## WHAT IS NEEDED
Exactly repeat the material, dropping every picture from the copy.

-- Start of RAW DATA --

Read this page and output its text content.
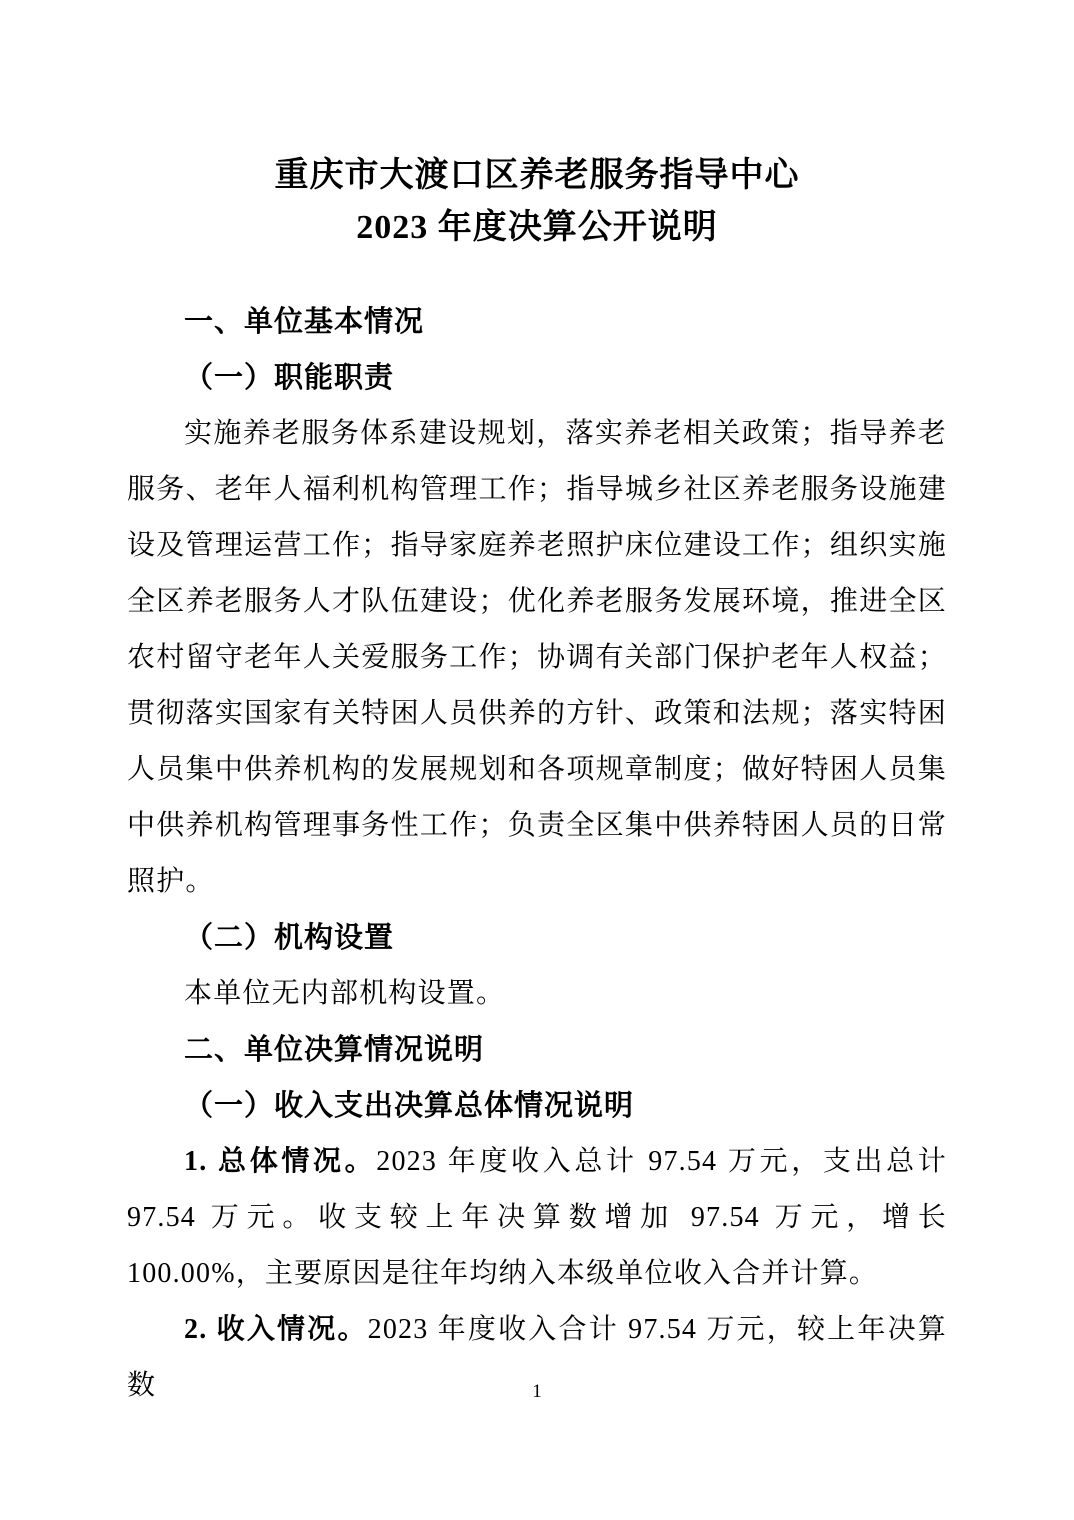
重庆市大渡口区养老服务指导中心
2023 年度决算公开说明
一、单位基本情况
（一）职能职责

实施养老服务体系建设规划，落实养老相关政策；指导养老服务、老年人福利机构管理工作；指导城乡社区养老服务设施建设及管理运营工作；指导家庭养老照护床位建设工作；组织实施全区养老服务人才队伍建设；优化养老服务发展环境，推进全区农村留守老年人关爱服务工作；协调有关部门保护老年人权益；贯彻落实国家有关特困人员供养的方针、政策和法规；落实特困人员集中供养机构的发展规划和各项规章制度；做好特困人员集中供养机构管理事务性工作；负责全区集中供养特困人员的日常照护。

（二）机构设置

本单位无内部机构设置。

二、单位决算情况说明
（一）收入支出决算总体情况说明

1. 总体情况。2023 年度收入总计 97.54 万元，支出总计 97.54 万元。收支较上年决算数增加 97.54 万元，增长 100.00%，主要原因是往年均纳入本级单位收入合并计算。

2. 收入情况。2023 年度收入合计 97.54 万元，较上年决算数	1
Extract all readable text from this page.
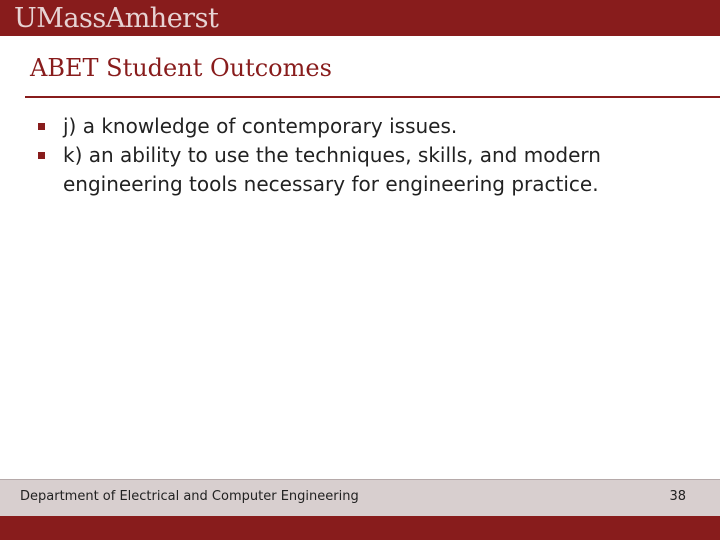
UMassAmherst
ABET Student Outcomes
j) a knowledge of contemporary issues.
k) an ability to use the techniques, skills, and modern engineering tools necessary for engineering practice.
Department of Electrical and Computer Engineering	38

-- End of RAW DATA --

## EXPECTED ANSWER
Read this page and output its text content.
重庆市大渡口区养老服务指导中心
2023 年度决算公开说明
一、单位基本情况
（一）职能职责

实施养老服务体系建设规划，落实养老相关政策；指导养老服务、老年人福利机构管理工作；指导城乡社区养老服务设施建设及管理运营工作；指导家庭养老照护床位建设工作；组织实施全区养老服务人才队伍建设；优化养老服务发展环境，推进全区农村留守老年人关爱服务工作；协调有关部门保护老年人权益；贯彻落实国家有关特困人员供养的方针、政策和法规；落实特困人员集中供养机构的发展规划和各项规章制度；做好特困人员集中供养机构管理事务性工作；负责全区集中供养特困人员的日常照护。

（二）机构设置

本单位无内部机构设置。

二、单位决算情况说明
（一）收入支出决算总体情况说明

1. 总体情况。2023 年度收入总计 97.54 万元，支出总计 97.54 万元。收支较上年决算数增加 97.54 万元，增长 100.00%，主要原因是往年均纳入本级单位收入合并计算。

2. 收入情况。2023 年度收入合计 97.54 万元，较上年决算数	1
Extract all readable text from this page.
UMassAmherst
ABET Student Outcomes
j) a knowledge of contemporary issues.
k) an ability to use the techniques, skills, and modern engineering tools necessary for engineering practice.
Department of Electrical and Computer Engineering	38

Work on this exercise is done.